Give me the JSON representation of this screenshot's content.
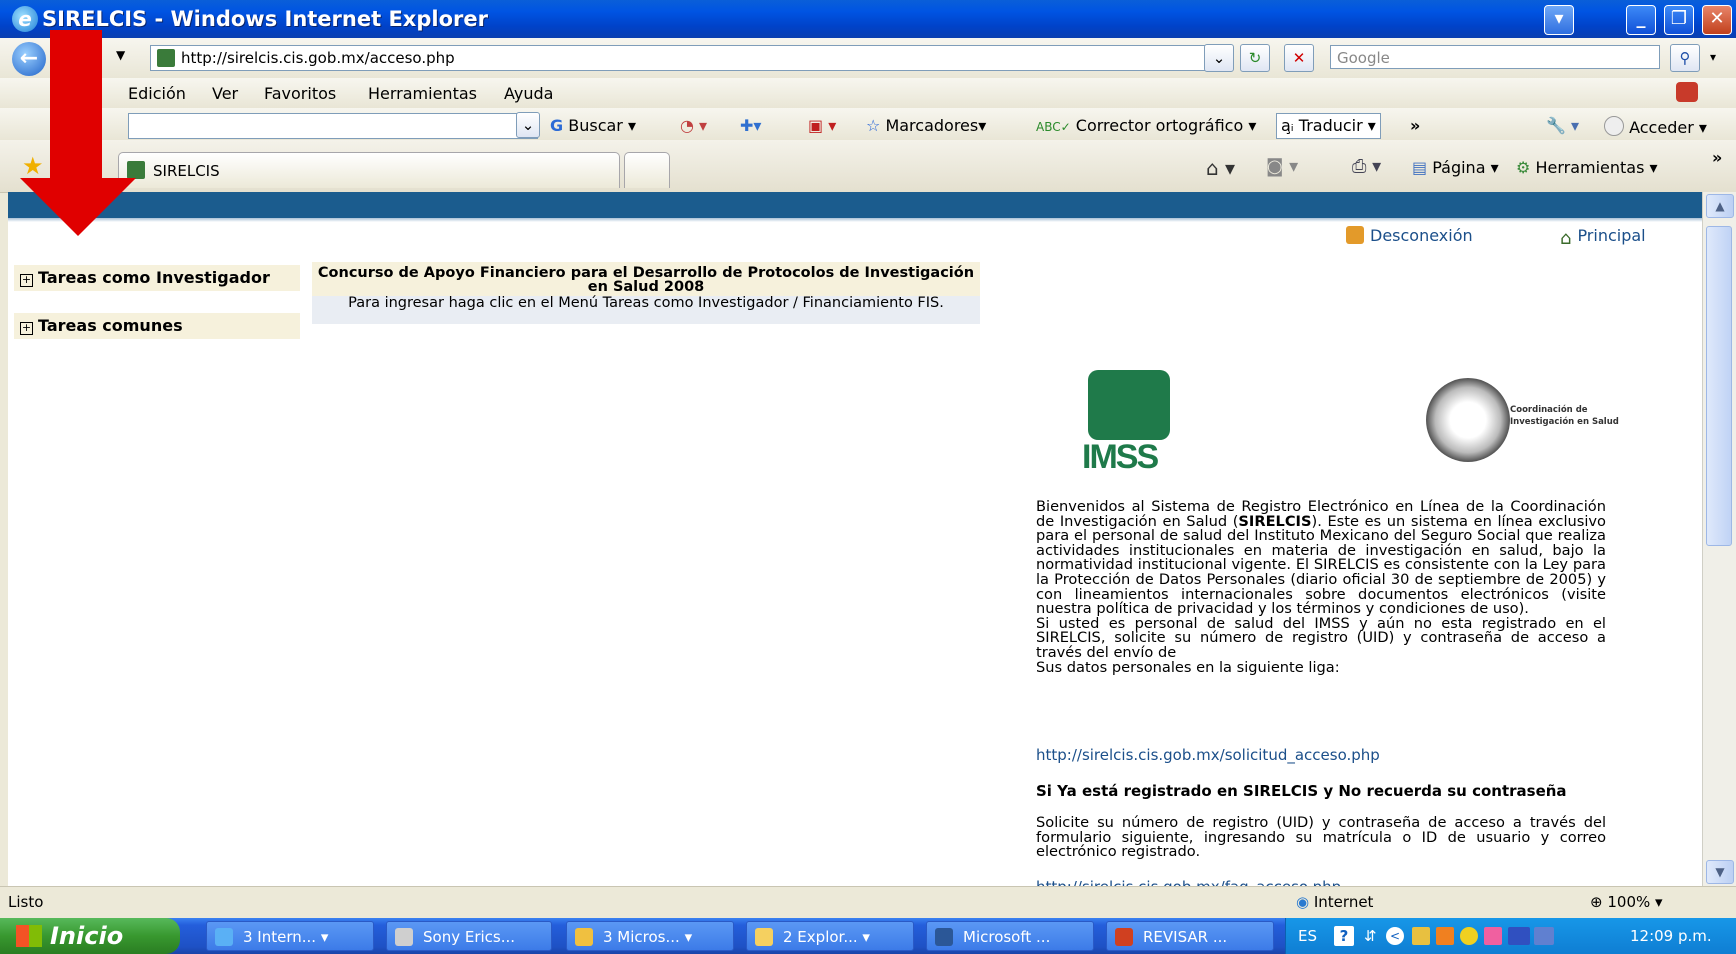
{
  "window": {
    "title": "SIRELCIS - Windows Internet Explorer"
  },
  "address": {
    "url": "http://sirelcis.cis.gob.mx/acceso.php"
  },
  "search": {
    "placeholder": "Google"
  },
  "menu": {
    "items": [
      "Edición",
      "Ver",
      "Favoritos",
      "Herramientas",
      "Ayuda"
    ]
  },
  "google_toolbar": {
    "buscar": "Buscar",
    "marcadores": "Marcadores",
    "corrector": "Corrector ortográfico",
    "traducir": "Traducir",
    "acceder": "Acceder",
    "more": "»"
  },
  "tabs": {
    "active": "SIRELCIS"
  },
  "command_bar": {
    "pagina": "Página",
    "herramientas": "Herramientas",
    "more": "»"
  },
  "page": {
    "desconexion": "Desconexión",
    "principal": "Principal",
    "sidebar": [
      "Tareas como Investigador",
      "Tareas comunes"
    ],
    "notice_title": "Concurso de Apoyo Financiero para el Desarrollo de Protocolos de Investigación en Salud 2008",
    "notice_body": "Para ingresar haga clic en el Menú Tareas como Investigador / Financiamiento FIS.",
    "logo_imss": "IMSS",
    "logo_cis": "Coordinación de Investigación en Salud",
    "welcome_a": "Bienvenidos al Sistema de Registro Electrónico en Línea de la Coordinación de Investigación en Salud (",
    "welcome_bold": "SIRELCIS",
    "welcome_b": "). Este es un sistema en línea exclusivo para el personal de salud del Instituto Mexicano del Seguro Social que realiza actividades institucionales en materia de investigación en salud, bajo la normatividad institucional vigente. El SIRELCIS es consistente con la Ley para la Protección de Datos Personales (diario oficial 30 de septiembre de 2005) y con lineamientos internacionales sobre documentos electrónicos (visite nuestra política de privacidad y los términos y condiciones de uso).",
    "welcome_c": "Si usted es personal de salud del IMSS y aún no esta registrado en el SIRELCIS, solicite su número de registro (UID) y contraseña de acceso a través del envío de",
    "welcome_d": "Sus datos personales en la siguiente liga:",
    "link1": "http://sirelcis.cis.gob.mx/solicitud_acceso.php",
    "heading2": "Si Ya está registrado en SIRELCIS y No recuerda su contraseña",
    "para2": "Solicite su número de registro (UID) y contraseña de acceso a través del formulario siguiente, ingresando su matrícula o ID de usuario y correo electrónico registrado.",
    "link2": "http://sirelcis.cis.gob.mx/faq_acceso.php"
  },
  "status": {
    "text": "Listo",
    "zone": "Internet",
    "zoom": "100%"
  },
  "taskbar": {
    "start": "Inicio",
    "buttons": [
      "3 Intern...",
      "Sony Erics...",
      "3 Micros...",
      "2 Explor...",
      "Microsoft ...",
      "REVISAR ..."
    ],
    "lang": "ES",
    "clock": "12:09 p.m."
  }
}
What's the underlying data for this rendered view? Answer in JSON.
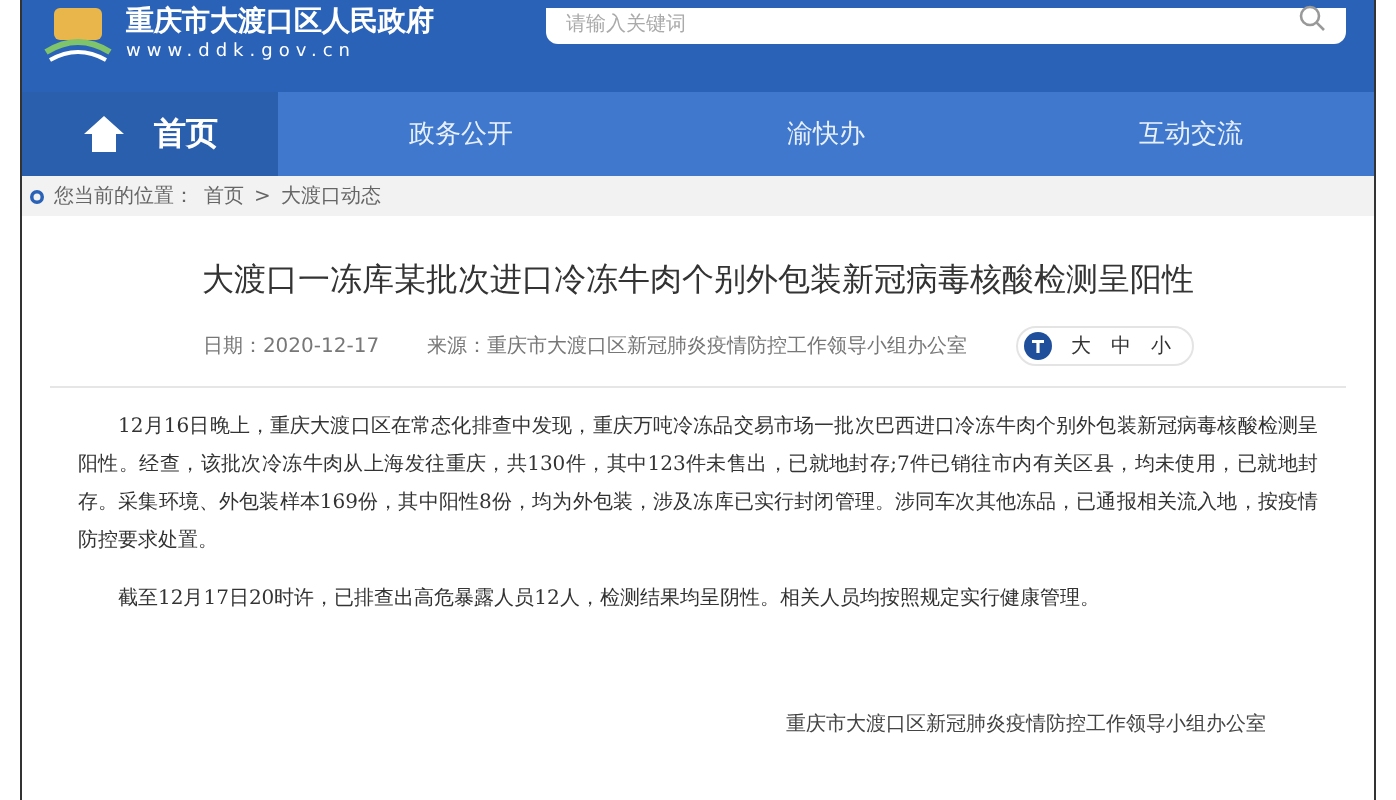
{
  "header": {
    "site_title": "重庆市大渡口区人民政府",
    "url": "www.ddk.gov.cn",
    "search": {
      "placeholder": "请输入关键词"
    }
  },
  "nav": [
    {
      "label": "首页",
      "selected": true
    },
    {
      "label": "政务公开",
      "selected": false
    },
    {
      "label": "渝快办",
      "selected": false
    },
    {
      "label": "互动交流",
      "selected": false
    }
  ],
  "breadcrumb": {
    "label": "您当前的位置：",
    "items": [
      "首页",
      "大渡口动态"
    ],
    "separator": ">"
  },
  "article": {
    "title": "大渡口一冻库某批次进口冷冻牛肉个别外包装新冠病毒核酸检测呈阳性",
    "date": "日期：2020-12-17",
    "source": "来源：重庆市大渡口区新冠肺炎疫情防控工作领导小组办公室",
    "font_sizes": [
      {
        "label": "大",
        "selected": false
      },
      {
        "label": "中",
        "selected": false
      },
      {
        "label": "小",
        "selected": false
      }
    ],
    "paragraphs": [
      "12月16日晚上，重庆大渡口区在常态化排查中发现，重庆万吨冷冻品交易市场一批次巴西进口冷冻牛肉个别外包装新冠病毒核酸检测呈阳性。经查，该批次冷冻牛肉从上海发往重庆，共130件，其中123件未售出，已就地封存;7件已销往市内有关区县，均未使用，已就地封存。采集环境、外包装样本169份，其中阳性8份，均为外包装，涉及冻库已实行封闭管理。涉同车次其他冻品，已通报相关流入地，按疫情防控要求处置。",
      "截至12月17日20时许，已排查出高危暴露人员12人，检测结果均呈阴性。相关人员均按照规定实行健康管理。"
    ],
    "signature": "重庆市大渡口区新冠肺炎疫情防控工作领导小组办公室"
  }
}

········

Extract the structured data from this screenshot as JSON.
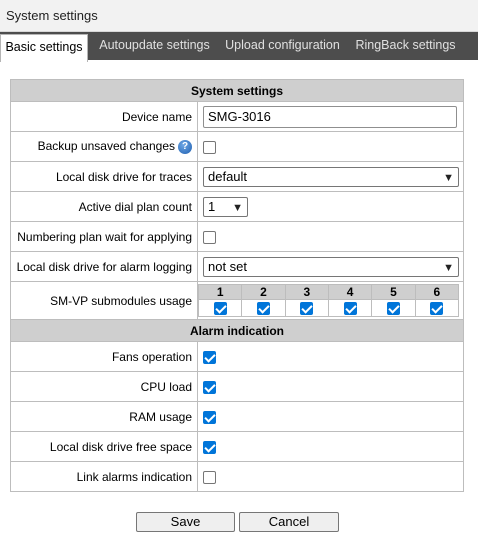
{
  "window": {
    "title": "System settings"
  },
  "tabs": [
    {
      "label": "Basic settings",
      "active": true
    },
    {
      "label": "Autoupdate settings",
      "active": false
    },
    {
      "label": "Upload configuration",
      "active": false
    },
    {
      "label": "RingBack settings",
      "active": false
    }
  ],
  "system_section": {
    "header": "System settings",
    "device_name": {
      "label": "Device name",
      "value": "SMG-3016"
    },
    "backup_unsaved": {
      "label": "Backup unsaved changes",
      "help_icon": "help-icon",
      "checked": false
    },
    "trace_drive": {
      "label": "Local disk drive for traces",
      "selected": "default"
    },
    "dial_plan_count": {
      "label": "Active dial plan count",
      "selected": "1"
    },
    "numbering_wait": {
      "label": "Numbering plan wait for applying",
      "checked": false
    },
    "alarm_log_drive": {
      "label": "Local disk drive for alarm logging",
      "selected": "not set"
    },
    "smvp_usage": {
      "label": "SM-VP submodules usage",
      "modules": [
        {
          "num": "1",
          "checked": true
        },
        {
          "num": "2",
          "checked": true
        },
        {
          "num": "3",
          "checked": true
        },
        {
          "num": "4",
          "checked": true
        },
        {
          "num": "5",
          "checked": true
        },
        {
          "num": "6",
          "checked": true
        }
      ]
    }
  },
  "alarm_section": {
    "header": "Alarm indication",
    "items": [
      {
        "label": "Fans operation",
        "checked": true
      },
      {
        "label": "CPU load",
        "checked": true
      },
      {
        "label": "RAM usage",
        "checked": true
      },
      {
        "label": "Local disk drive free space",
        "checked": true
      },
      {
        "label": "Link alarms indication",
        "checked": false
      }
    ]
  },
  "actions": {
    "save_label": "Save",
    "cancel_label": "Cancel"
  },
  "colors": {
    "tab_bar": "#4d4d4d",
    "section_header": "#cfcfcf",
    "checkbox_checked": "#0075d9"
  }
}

········

> [Exercise requirements]:
Find "disk". Copy every line it occurs in.

> [Exercise result]:
      "label": "Local disk drive for traces",
      "label": "Local disk drive for alarm logging",
        "label": "Local disk drive free space",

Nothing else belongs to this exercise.